- Requirements:
Set each entry down verbatim, omitting images.

(Records from a data collection)
━━━━

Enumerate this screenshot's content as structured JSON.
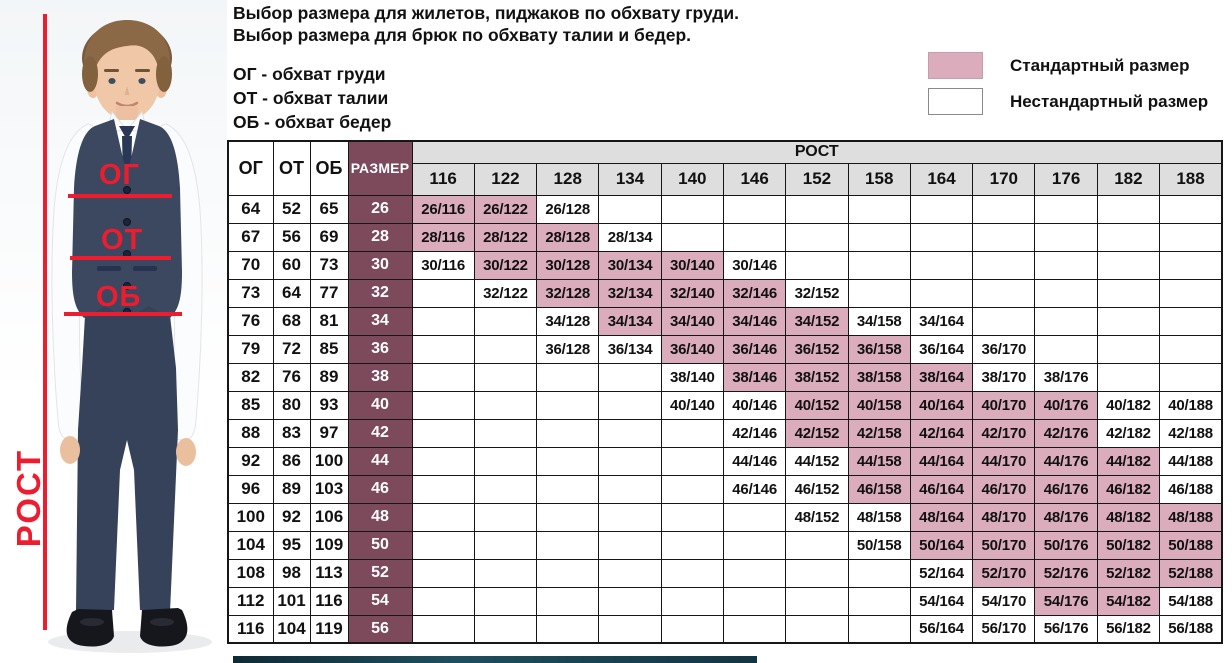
{
  "intro": {
    "line1": "Выбор размера для жилетов, пиджаков по обхвату груди.",
    "line2": "Выбор размера для брюк по обхвату талии и бедер.",
    "abbr1": "ОГ - обхват груди",
    "abbr2": "ОТ - обхват талии",
    "abbr3": "ОБ - обхват бедер"
  },
  "legend": {
    "standard_label": "Стандартный размер",
    "standard_color": "#dbadbc",
    "nonstandard_label": "Нестандартный размер",
    "nonstandard_color": "#ffffff"
  },
  "figure": {
    "chest_label": "ОГ",
    "waist_label": "ОТ",
    "hips_label": "ОБ",
    "height_label": "РОСТ",
    "accent_color": "#ed1c2e"
  },
  "table": {
    "columns": {
      "og": "ОГ",
      "ot": "ОТ",
      "ob": "ОБ",
      "size": "РАЗМЕР",
      "rost": "РОСТ"
    },
    "heights": [
      116,
      122,
      128,
      134,
      140,
      146,
      152,
      158,
      164,
      170,
      176,
      182,
      188
    ],
    "colors": {
      "standard": "#dbadbc",
      "size_column": "#7d4a5c",
      "header_bg": "#dedede"
    },
    "rows": [
      {
        "og": 64,
        "ot": 52,
        "ob": 65,
        "size": 26,
        "cells": [
          [
            "26/116",
            1
          ],
          [
            "26/122",
            1
          ],
          [
            "26/128",
            0
          ],
          null,
          null,
          null,
          null,
          null,
          null,
          null,
          null,
          null,
          null
        ]
      },
      {
        "og": 67,
        "ot": 56,
        "ob": 69,
        "size": 28,
        "cells": [
          [
            "28/116",
            1
          ],
          [
            "28/122",
            1
          ],
          [
            "28/128",
            1
          ],
          [
            "28/134",
            0
          ],
          null,
          null,
          null,
          null,
          null,
          null,
          null,
          null,
          null
        ]
      },
      {
        "og": 70,
        "ot": 60,
        "ob": 73,
        "size": 30,
        "cells": [
          [
            "30/116",
            0
          ],
          [
            "30/122",
            1
          ],
          [
            "30/128",
            1
          ],
          [
            "30/134",
            1
          ],
          [
            "30/140",
            1
          ],
          [
            "30/146",
            0
          ],
          null,
          null,
          null,
          null,
          null,
          null,
          null
        ]
      },
      {
        "og": 73,
        "ot": 64,
        "ob": 77,
        "size": 32,
        "cells": [
          null,
          [
            "32/122",
            0
          ],
          [
            "32/128",
            1
          ],
          [
            "32/134",
            1
          ],
          [
            "32/140",
            1
          ],
          [
            "32/146",
            1
          ],
          [
            "32/152",
            0
          ],
          null,
          null,
          null,
          null,
          null,
          null
        ]
      },
      {
        "og": 76,
        "ot": 68,
        "ob": 81,
        "size": 34,
        "cells": [
          null,
          null,
          [
            "34/128",
            0
          ],
          [
            "34/134",
            1
          ],
          [
            "34/140",
            1
          ],
          [
            "34/146",
            1
          ],
          [
            "34/152",
            1
          ],
          [
            "34/158",
            0
          ],
          [
            "34/164",
            0
          ],
          null,
          null,
          null,
          null
        ]
      },
      {
        "og": 79,
        "ot": 72,
        "ob": 85,
        "size": 36,
        "cells": [
          null,
          null,
          [
            "36/128",
            0
          ],
          [
            "36/134",
            0
          ],
          [
            "36/140",
            1
          ],
          [
            "36/146",
            1
          ],
          [
            "36/152",
            1
          ],
          [
            "36/158",
            1
          ],
          [
            "36/164",
            0
          ],
          [
            "36/170",
            0
          ],
          null,
          null,
          null
        ]
      },
      {
        "og": 82,
        "ot": 76,
        "ob": 89,
        "size": 38,
        "cells": [
          null,
          null,
          null,
          null,
          [
            "38/140",
            0
          ],
          [
            "38/146",
            1
          ],
          [
            "38/152",
            1
          ],
          [
            "38/158",
            1
          ],
          [
            "38/164",
            1
          ],
          [
            "38/170",
            0
          ],
          [
            "38/176",
            0
          ],
          null,
          null
        ]
      },
      {
        "og": 85,
        "ot": 80,
        "ob": 93,
        "size": 40,
        "cells": [
          null,
          null,
          null,
          null,
          [
            "40/140",
            0
          ],
          [
            "40/146",
            0
          ],
          [
            "40/152",
            1
          ],
          [
            "40/158",
            1
          ],
          [
            "40/164",
            1
          ],
          [
            "40/170",
            1
          ],
          [
            "40/176",
            1
          ],
          [
            "40/182",
            0
          ],
          [
            "40/188",
            0
          ]
        ]
      },
      {
        "og": 88,
        "ot": 83,
        "ob": 97,
        "size": 42,
        "cells": [
          null,
          null,
          null,
          null,
          null,
          [
            "42/146",
            0
          ],
          [
            "42/152",
            1
          ],
          [
            "42/158",
            1
          ],
          [
            "42/164",
            1
          ],
          [
            "42/170",
            1
          ],
          [
            "42/176",
            1
          ],
          [
            "42/182",
            0
          ],
          [
            "42/188",
            0
          ]
        ]
      },
      {
        "og": 92,
        "ot": 86,
        "ob": 100,
        "size": 44,
        "cells": [
          null,
          null,
          null,
          null,
          null,
          [
            "44/146",
            0
          ],
          [
            "44/152",
            0
          ],
          [
            "44/158",
            1
          ],
          [
            "44/164",
            1
          ],
          [
            "44/170",
            1
          ],
          [
            "44/176",
            1
          ],
          [
            "44/182",
            1
          ],
          [
            "44/188",
            0
          ]
        ]
      },
      {
        "og": 96,
        "ot": 89,
        "ob": 103,
        "size": 46,
        "cells": [
          null,
          null,
          null,
          null,
          null,
          [
            "46/146",
            0
          ],
          [
            "46/152",
            0
          ],
          [
            "46/158",
            1
          ],
          [
            "46/164",
            1
          ],
          [
            "46/170",
            1
          ],
          [
            "46/176",
            1
          ],
          [
            "46/182",
            1
          ],
          [
            "46/188",
            0
          ]
        ]
      },
      {
        "og": 100,
        "ot": 92,
        "ob": 106,
        "size": 48,
        "cells": [
          null,
          null,
          null,
          null,
          null,
          null,
          [
            "48/152",
            0
          ],
          [
            "48/158",
            0
          ],
          [
            "48/164",
            1
          ],
          [
            "48/170",
            1
          ],
          [
            "48/176",
            1
          ],
          [
            "48/182",
            1
          ],
          [
            "48/188",
            1
          ]
        ]
      },
      {
        "og": 104,
        "ot": 95,
        "ob": 109,
        "size": 50,
        "cells": [
          null,
          null,
          null,
          null,
          null,
          null,
          null,
          [
            "50/158",
            0
          ],
          [
            "50/164",
            1
          ],
          [
            "50/170",
            1
          ],
          [
            "50/176",
            1
          ],
          [
            "50/182",
            1
          ],
          [
            "50/188",
            1
          ]
        ]
      },
      {
        "og": 108,
        "ot": 98,
        "ob": 113,
        "size": 52,
        "cells": [
          null,
          null,
          null,
          null,
          null,
          null,
          null,
          null,
          [
            "52/164",
            0
          ],
          [
            "52/170",
            1
          ],
          [
            "52/176",
            1
          ],
          [
            "52/182",
            1
          ],
          [
            "52/188",
            1
          ]
        ]
      },
      {
        "og": 112,
        "ot": 101,
        "ob": 116,
        "size": 54,
        "cells": [
          null,
          null,
          null,
          null,
          null,
          null,
          null,
          null,
          [
            "54/164",
            0
          ],
          [
            "54/170",
            0
          ],
          [
            "54/176",
            1
          ],
          [
            "54/182",
            1
          ],
          [
            "54/188",
            0
          ]
        ]
      },
      {
        "og": 116,
        "ot": 104,
        "ob": 119,
        "size": 56,
        "cells": [
          null,
          null,
          null,
          null,
          null,
          null,
          null,
          null,
          [
            "56/164",
            0
          ],
          [
            "56/170",
            0
          ],
          [
            "56/176",
            0
          ],
          [
            "56/182",
            0
          ],
          [
            "56/188",
            0
          ]
        ]
      }
    ]
  }
}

━━━━

- Written solution:
Enumerate this screenshot's content as structured JSON.
{
  "intro": {
    "line1": "Выбор размера для жилетов, пиджаков по обхвату груди.",
    "line2": "Выбор размера для брюк по обхвату талии и бедер.",
    "abbr1": "ОГ - обхват груди",
    "abbr2": "ОТ - обхват талии",
    "abbr3": "ОБ - обхват бедер"
  },
  "legend": {
    "standard_label": "Стандартный размер",
    "standard_color": "#dbadbc",
    "nonstandard_label": "Нестандартный размер",
    "nonstandard_color": "#ffffff"
  },
  "figure": {
    "chest_label": "ОГ",
    "waist_label": "ОТ",
    "hips_label": "ОБ",
    "height_label": "РОСТ",
    "accent_color": "#ed1c2e"
  },
  "table": {
    "columns": {
      "og": "ОГ",
      "ot": "ОТ",
      "ob": "ОБ",
      "size": "РАЗМЕР",
      "rost": "РОСТ"
    },
    "heights": [
      116,
      122,
      128,
      134,
      140,
      146,
      152,
      158,
      164,
      170,
      176,
      182,
      188
    ],
    "colors": {
      "standard": "#dbadbc",
      "size_column": "#7d4a5c",
      "header_bg": "#dedede"
    },
    "rows": [
      {
        "og": 64,
        "ot": 52,
        "ob": 65,
        "size": 26,
        "cells": [
          [
            "26/116",
            1
          ],
          [
            "26/122",
            1
          ],
          [
            "26/128",
            0
          ],
          null,
          null,
          null,
          null,
          null,
          null,
          null,
          null,
          null,
          null
        ]
      },
      {
        "og": 67,
        "ot": 56,
        "ob": 69,
        "size": 28,
        "cells": [
          [
            "28/116",
            1
          ],
          [
            "28/122",
            1
          ],
          [
            "28/128",
            1
          ],
          [
            "28/134",
            0
          ],
          null,
          null,
          null,
          null,
          null,
          null,
          null,
          null,
          null
        ]
      },
      {
        "og": 70,
        "ot": 60,
        "ob": 73,
        "size": 30,
        "cells": [
          [
            "30/116",
            0
          ],
          [
            "30/122",
            1
          ],
          [
            "30/128",
            1
          ],
          [
            "30/134",
            1
          ],
          [
            "30/140",
            1
          ],
          [
            "30/146",
            0
          ],
          null,
          null,
          null,
          null,
          null,
          null,
          null
        ]
      },
      {
        "og": 73,
        "ot": 64,
        "ob": 77,
        "size": 32,
        "cells": [
          null,
          [
            "32/122",
            0
          ],
          [
            "32/128",
            1
          ],
          [
            "32/134",
            1
          ],
          [
            "32/140",
            1
          ],
          [
            "32/146",
            1
          ],
          [
            "32/152",
            0
          ],
          null,
          null,
          null,
          null,
          null,
          null
        ]
      },
      {
        "og": 76,
        "ot": 68,
        "ob": 81,
        "size": 34,
        "cells": [
          null,
          null,
          [
            "34/128",
            0
          ],
          [
            "34/134",
            1
          ],
          [
            "34/140",
            1
          ],
          [
            "34/146",
            1
          ],
          [
            "34/152",
            1
          ],
          [
            "34/158",
            0
          ],
          [
            "34/164",
            0
          ],
          null,
          null,
          null,
          null
        ]
      },
      {
        "og": 79,
        "ot": 72,
        "ob": 85,
        "size": 36,
        "cells": [
          null,
          null,
          [
            "36/128",
            0
          ],
          [
            "36/134",
            0
          ],
          [
            "36/140",
            1
          ],
          [
            "36/146",
            1
          ],
          [
            "36/152",
            1
          ],
          [
            "36/158",
            1
          ],
          [
            "36/164",
            0
          ],
          [
            "36/170",
            0
          ],
          null,
          null,
          null
        ]
      },
      {
        "og": 82,
        "ot": 76,
        "ob": 89,
        "size": 38,
        "cells": [
          null,
          null,
          null,
          null,
          [
            "38/140",
            0
          ],
          [
            "38/146",
            1
          ],
          [
            "38/152",
            1
          ],
          [
            "38/158",
            1
          ],
          [
            "38/164",
            1
          ],
          [
            "38/170",
            0
          ],
          [
            "38/176",
            0
          ],
          null,
          null
        ]
      },
      {
        "og": 85,
        "ot": 80,
        "ob": 93,
        "size": 40,
        "cells": [
          null,
          null,
          null,
          null,
          [
            "40/140",
            0
          ],
          [
            "40/146",
            0
          ],
          [
            "40/152",
            1
          ],
          [
            "40/158",
            1
          ],
          [
            "40/164",
            1
          ],
          [
            "40/170",
            1
          ],
          [
            "40/176",
            1
          ],
          [
            "40/182",
            0
          ],
          [
            "40/188",
            0
          ]
        ]
      },
      {
        "og": 88,
        "ot": 83,
        "ob": 97,
        "size": 42,
        "cells": [
          null,
          null,
          null,
          null,
          null,
          [
            "42/146",
            0
          ],
          [
            "42/152",
            1
          ],
          [
            "42/158",
            1
          ],
          [
            "42/164",
            1
          ],
          [
            "42/170",
            1
          ],
          [
            "42/176",
            1
          ],
          [
            "42/182",
            0
          ],
          [
            "42/188",
            0
          ]
        ]
      },
      {
        "og": 92,
        "ot": 86,
        "ob": 100,
        "size": 44,
        "cells": [
          null,
          null,
          null,
          null,
          null,
          [
            "44/146",
            0
          ],
          [
            "44/152",
            0
          ],
          [
            "44/158",
            1
          ],
          [
            "44/164",
            1
          ],
          [
            "44/170",
            1
          ],
          [
            "44/176",
            1
          ],
          [
            "44/182",
            1
          ],
          [
            "44/188",
            0
          ]
        ]
      },
      {
        "og": 96,
        "ot": 89,
        "ob": 103,
        "size": 46,
        "cells": [
          null,
          null,
          null,
          null,
          null,
          [
            "46/146",
            0
          ],
          [
            "46/152",
            0
          ],
          [
            "46/158",
            1
          ],
          [
            "46/164",
            1
          ],
          [
            "46/170",
            1
          ],
          [
            "46/176",
            1
          ],
          [
            "46/182",
            1
          ],
          [
            "46/188",
            0
          ]
        ]
      },
      {
        "og": 100,
        "ot": 92,
        "ob": 106,
        "size": 48,
        "cells": [
          null,
          null,
          null,
          null,
          null,
          null,
          [
            "48/152",
            0
          ],
          [
            "48/158",
            0
          ],
          [
            "48/164",
            1
          ],
          [
            "48/170",
            1
          ],
          [
            "48/176",
            1
          ],
          [
            "48/182",
            1
          ],
          [
            "48/188",
            1
          ]
        ]
      },
      {
        "og": 104,
        "ot": 95,
        "ob": 109,
        "size": 50,
        "cells": [
          null,
          null,
          null,
          null,
          null,
          null,
          null,
          [
            "50/158",
            0
          ],
          [
            "50/164",
            1
          ],
          [
            "50/170",
            1
          ],
          [
            "50/176",
            1
          ],
          [
            "50/182",
            1
          ],
          [
            "50/188",
            1
          ]
        ]
      },
      {
        "og": 108,
        "ot": 98,
        "ob": 113,
        "size": 52,
        "cells": [
          null,
          null,
          null,
          null,
          null,
          null,
          null,
          null,
          [
            "52/164",
            0
          ],
          [
            "52/170",
            1
          ],
          [
            "52/176",
            1
          ],
          [
            "52/182",
            1
          ],
          [
            "52/188",
            1
          ]
        ]
      },
      {
        "og": 112,
        "ot": 101,
        "ob": 116,
        "size": 54,
        "cells": [
          null,
          null,
          null,
          null,
          null,
          null,
          null,
          null,
          [
            "54/164",
            0
          ],
          [
            "54/170",
            0
          ],
          [
            "54/176",
            1
          ],
          [
            "54/182",
            1
          ],
          [
            "54/188",
            0
          ]
        ]
      },
      {
        "og": 116,
        "ot": 104,
        "ob": 119,
        "size": 56,
        "cells": [
          null,
          null,
          null,
          null,
          null,
          null,
          null,
          null,
          [
            "56/164",
            0
          ],
          [
            "56/170",
            0
          ],
          [
            "56/176",
            0
          ],
          [
            "56/182",
            0
          ],
          [
            "56/188",
            0
          ]
        ]
      }
    ]
  }
}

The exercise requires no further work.